Consigne à suivre
Reprenez le texte ci-dessous sur l'histoire de Québec et poursuivez-le juste après sa dernière phrase.

Extrait du document
***
Militaires s’exerçant au tir à la cible, Québec

Militaires s’exerçant au tir à la cible, Québec

Image tirée du journal l’Opinion publique du 27 février 1873, p. 104. Depuis le départ des troupes britanniques en 1871, l’École du Régiment royal de l’Artillerie prend place dans la Citadelle de Québec. Sur cette gravure de 1873, des militaires s’exercent au tir à la cible avec des canons dans cette forteresse. Celle-ci accueillera en 1920 le Royal 22e Régiment. Il s’agira de la seule unité d’infanterie dirigée en français au Canada. Chronoscope Que remarquez-vous dans cette œuvre? Mémoire en partage Document de domaine public (libre de droits) - Date: 1873 Ville de Québec

En 1840, la métropole britannique impose l’Acte d’union, qui fusionne le Bas-Canada et le Haut-Canada en une seule colonie, le Canada-Uni. Québec perd alors son rôle de capitale politique qui, après des essais dans plusieurs autres villes, reviendra ultimement à Ottawa. Dans ce contexte, la ville hérite du nom de « Vieille Capitale ». Québec attire des immigrants de partout dans l’Empire britannique, depuis l’Europe jusqu’à l’Inde! Environ la moitié de la ville est anglophone au milieu du siècle.
***
Données étudiées
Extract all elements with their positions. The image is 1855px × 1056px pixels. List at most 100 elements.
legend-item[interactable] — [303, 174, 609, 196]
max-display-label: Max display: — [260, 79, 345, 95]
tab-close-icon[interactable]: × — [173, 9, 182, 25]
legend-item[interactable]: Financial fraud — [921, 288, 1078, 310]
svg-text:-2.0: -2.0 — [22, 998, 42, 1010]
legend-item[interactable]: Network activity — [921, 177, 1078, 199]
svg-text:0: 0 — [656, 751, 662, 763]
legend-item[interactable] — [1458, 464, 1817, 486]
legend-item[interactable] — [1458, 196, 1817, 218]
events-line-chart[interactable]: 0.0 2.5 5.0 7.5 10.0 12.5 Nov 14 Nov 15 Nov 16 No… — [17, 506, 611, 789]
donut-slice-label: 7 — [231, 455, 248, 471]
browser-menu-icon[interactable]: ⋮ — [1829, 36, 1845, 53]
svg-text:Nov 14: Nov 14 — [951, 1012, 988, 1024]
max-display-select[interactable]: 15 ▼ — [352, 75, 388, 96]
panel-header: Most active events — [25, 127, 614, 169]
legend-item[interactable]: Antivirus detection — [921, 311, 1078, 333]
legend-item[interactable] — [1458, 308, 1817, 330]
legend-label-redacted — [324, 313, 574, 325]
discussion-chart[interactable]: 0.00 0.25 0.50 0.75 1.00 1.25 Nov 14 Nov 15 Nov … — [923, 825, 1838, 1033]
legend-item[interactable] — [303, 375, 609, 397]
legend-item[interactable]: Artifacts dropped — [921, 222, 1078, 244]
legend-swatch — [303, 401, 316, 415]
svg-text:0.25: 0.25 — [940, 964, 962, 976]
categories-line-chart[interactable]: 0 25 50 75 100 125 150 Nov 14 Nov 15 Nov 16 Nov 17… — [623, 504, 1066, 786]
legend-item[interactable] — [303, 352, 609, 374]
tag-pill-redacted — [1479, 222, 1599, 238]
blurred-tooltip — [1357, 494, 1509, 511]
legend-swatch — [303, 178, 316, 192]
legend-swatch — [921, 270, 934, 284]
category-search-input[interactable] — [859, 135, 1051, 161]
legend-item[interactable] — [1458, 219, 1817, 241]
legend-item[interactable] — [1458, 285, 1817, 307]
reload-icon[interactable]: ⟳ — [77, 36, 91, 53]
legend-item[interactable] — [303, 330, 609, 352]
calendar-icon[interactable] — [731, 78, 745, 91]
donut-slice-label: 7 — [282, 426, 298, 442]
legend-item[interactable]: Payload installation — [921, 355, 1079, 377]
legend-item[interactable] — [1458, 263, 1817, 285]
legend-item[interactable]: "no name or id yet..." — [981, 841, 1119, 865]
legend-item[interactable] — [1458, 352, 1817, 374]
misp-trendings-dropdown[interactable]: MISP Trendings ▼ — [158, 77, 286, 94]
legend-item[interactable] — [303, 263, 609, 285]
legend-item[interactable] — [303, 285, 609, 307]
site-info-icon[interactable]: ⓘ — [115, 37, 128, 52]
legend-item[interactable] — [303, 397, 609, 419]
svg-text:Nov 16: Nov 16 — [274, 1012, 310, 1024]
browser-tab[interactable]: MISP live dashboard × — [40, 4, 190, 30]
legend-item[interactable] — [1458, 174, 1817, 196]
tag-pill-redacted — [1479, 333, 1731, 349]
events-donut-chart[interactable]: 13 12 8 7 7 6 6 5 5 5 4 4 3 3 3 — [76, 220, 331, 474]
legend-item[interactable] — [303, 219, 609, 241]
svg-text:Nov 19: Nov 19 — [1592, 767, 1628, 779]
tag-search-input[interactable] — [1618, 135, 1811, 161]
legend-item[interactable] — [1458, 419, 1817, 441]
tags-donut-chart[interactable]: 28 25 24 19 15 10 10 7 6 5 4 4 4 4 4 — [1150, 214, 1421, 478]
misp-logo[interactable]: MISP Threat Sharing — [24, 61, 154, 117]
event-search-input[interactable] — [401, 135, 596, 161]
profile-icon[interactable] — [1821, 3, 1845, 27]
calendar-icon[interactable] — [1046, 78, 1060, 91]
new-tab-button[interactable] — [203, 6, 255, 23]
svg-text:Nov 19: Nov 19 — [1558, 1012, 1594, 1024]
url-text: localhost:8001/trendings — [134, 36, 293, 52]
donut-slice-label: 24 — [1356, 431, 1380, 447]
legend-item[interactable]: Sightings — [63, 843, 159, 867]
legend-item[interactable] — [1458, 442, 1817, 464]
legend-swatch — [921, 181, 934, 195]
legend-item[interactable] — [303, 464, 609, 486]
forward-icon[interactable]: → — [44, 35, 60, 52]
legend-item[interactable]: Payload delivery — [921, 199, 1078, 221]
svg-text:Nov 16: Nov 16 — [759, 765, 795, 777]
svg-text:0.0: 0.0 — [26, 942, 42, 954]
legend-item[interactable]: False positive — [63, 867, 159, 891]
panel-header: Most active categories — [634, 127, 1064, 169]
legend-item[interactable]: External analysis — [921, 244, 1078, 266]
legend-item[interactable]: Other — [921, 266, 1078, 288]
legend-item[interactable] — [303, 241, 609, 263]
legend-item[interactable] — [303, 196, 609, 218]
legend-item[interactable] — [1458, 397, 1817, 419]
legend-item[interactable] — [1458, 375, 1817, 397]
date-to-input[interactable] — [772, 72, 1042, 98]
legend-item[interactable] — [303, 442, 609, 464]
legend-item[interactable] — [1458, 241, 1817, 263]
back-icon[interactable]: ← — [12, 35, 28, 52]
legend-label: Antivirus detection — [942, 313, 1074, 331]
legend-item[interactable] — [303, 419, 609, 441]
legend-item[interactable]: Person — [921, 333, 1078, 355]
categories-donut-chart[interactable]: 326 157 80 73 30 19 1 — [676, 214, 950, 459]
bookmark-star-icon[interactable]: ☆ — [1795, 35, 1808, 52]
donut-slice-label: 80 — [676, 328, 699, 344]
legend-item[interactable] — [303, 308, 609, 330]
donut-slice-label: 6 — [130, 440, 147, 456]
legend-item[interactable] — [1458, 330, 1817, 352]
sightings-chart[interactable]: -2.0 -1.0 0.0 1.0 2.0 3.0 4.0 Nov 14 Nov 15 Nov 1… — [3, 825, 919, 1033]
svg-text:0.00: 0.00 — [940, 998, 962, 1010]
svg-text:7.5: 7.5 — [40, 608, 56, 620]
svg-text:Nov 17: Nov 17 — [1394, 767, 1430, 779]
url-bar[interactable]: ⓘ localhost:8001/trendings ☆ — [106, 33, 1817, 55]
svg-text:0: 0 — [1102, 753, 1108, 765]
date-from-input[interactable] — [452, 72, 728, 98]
***
Exercice corrigé
En 1867, la Confédération canadienne voit le jour et Québec regagne un statut de capitale, cette fois pour la province de Québec. Malgré l’industrialisation dans les années qui suivent, la ville connaît une crise économique. Plusieurs familles, dont de riches anglophones, la quittent pour Montréal ou Ottawa. L’exode est facilité par la mise en place du chemin de fer transcanadien. À la fin du siècle, Québec ne compte plus que 15% d’anglophones parmi ses 65 000 habitants.